_MATERIAL FOR THIS TASK_.
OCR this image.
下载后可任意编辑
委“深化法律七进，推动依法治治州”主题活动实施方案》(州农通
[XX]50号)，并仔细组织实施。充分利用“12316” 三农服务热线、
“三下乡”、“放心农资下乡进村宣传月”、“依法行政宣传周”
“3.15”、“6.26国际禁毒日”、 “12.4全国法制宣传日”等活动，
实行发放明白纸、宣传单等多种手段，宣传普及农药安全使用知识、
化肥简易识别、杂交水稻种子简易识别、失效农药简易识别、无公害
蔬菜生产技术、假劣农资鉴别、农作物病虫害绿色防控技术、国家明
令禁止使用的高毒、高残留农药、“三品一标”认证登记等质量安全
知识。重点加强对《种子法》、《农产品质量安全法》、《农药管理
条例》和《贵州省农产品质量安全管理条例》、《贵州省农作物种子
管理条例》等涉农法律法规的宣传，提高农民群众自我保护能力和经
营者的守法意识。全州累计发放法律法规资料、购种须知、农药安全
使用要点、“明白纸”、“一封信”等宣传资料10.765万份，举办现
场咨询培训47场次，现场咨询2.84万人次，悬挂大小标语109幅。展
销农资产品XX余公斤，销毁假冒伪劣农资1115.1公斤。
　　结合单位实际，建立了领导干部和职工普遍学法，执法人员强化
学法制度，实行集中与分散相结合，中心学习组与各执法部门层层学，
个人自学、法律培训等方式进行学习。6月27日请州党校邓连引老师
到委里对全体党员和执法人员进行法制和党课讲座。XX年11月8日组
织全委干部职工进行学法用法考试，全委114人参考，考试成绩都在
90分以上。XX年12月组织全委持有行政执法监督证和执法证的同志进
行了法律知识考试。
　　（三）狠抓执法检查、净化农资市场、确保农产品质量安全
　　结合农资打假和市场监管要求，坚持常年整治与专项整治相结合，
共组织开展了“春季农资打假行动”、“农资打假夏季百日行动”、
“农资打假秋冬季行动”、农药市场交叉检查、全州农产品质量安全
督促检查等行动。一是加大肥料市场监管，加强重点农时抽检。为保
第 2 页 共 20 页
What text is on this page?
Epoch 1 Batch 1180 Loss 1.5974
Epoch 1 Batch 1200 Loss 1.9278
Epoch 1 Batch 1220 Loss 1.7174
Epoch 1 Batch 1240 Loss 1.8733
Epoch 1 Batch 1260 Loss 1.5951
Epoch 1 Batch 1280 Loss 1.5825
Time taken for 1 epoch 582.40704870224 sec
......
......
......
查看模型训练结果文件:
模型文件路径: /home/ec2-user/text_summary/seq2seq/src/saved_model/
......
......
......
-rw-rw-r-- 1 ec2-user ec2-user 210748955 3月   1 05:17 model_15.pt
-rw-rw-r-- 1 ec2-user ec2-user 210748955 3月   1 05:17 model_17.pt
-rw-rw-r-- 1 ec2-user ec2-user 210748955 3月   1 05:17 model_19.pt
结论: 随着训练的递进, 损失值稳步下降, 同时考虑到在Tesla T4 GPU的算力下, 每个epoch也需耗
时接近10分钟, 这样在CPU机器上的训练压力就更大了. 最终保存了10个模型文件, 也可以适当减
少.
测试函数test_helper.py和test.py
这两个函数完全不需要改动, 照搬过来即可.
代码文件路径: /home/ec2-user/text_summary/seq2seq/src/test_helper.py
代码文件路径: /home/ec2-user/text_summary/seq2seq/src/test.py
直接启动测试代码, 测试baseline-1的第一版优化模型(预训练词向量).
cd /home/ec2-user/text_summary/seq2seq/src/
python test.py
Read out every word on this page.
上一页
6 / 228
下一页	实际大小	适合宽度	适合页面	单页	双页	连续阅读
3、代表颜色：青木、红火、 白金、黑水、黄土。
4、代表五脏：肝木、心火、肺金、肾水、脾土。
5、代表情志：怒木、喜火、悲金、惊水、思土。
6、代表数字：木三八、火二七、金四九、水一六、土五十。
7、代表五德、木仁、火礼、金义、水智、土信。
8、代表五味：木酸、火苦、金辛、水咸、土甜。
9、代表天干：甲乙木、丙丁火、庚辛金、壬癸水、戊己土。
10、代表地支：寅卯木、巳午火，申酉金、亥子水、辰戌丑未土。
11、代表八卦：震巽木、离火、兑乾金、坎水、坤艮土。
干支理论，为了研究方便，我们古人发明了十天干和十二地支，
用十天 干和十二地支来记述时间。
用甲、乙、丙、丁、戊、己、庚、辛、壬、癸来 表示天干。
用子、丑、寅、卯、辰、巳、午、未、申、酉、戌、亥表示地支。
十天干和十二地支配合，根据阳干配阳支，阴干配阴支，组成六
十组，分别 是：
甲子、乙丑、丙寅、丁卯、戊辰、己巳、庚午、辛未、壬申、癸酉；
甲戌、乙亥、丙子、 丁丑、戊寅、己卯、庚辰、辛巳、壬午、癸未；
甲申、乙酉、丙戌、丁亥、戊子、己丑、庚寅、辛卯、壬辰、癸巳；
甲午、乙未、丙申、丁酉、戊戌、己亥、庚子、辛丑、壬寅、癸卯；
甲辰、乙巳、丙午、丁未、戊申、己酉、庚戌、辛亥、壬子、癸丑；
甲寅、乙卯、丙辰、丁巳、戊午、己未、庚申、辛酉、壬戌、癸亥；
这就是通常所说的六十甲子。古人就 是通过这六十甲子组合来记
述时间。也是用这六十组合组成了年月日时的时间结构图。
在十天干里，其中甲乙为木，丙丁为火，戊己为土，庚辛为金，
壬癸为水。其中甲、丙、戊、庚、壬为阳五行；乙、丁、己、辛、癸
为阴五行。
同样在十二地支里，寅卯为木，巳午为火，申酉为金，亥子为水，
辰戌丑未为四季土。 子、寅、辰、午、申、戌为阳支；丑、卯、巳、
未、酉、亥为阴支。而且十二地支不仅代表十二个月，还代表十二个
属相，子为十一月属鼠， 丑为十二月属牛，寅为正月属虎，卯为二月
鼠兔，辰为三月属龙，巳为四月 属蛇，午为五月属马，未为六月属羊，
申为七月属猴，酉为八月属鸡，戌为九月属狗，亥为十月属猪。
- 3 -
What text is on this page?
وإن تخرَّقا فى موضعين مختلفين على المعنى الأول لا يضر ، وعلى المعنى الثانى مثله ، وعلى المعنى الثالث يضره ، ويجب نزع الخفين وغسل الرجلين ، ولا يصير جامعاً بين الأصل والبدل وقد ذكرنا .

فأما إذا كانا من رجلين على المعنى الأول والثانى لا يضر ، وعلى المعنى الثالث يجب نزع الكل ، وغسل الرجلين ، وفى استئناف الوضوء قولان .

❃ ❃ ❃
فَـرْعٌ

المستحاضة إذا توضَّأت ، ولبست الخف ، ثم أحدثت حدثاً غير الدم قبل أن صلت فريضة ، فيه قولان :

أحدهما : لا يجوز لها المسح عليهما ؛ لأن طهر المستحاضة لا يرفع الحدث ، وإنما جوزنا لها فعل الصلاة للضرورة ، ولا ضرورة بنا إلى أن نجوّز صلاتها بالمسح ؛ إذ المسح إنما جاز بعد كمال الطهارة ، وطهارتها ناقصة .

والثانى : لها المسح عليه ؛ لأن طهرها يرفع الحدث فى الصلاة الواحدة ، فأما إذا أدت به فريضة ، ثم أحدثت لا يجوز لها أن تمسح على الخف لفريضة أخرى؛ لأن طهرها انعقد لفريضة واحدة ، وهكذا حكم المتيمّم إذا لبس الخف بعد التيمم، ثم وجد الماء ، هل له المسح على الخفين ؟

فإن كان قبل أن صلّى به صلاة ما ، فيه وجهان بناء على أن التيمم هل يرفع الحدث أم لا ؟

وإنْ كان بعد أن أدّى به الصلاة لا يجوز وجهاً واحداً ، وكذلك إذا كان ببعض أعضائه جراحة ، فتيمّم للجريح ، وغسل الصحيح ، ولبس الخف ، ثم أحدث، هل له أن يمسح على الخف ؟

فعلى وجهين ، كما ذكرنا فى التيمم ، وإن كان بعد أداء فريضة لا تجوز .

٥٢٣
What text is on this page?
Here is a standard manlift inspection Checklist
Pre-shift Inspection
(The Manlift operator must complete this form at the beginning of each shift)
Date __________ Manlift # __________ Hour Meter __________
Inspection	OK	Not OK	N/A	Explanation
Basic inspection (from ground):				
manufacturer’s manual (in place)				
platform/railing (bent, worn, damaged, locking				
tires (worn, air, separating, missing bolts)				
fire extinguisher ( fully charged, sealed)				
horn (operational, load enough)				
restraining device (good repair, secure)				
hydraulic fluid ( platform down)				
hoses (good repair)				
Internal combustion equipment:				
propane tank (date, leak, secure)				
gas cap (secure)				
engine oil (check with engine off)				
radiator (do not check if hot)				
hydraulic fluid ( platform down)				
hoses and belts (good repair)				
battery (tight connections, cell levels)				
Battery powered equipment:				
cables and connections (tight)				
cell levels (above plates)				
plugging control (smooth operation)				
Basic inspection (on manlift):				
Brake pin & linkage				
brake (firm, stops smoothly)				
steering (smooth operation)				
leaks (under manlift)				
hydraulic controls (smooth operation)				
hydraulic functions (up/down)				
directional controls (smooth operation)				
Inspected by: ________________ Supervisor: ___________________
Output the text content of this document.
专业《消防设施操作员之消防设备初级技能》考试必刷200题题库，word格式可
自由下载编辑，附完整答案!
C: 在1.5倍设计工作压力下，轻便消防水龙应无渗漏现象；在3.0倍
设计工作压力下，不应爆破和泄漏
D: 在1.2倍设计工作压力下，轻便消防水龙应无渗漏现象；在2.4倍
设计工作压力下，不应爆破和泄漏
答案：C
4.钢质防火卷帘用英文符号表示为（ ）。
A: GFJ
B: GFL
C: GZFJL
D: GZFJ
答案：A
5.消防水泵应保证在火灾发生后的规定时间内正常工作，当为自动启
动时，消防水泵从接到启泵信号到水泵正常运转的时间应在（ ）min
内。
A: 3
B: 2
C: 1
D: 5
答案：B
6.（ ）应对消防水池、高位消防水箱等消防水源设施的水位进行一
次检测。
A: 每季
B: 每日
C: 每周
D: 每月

_AIM_. Go through the entries and return each line where the word "الصلاة" appears.

_RESPONSE TO THE TASK_.
أحدهما : لا يجوز لها المسح عليهما ؛ لأن طهر المستحاضة لا يرفع الحدث ، وإنما جوزنا لها فعل الصلاة للضرورة ، ولا ضرورة بنا إلى أن نجوّز صلاتها بالمسح ؛ إذ المسح إنما جاز بعد كمال الطهارة ، وطهارتها ناقصة .
والثانى : لها المسح عليه ؛ لأن طهرها يرفع الحدث فى الصلاة الواحدة ، فأما إذا أدت به فريضة ، ثم أحدثت لا يجوز لها أن تمسح على الخف لفريضة أخرى؛ لأن طهرها انعقد لفريضة واحدة ، وهكذا حكم المتيمّم إذا لبس الخف بعد التيمم، ثم وجد الماء ، هل له المسح على الخفين ؟
وإنْ كان بعد أن أدّى به الصلاة لا يجوز وجهاً واحداً ، وكذلك إذا كان ببعض أعضائه جراحة ، فتيمّم للجريح ، وغسل الصحيح ، ولبس الخف ، ثم أحدث، هل له أن يمسح على الخف ؟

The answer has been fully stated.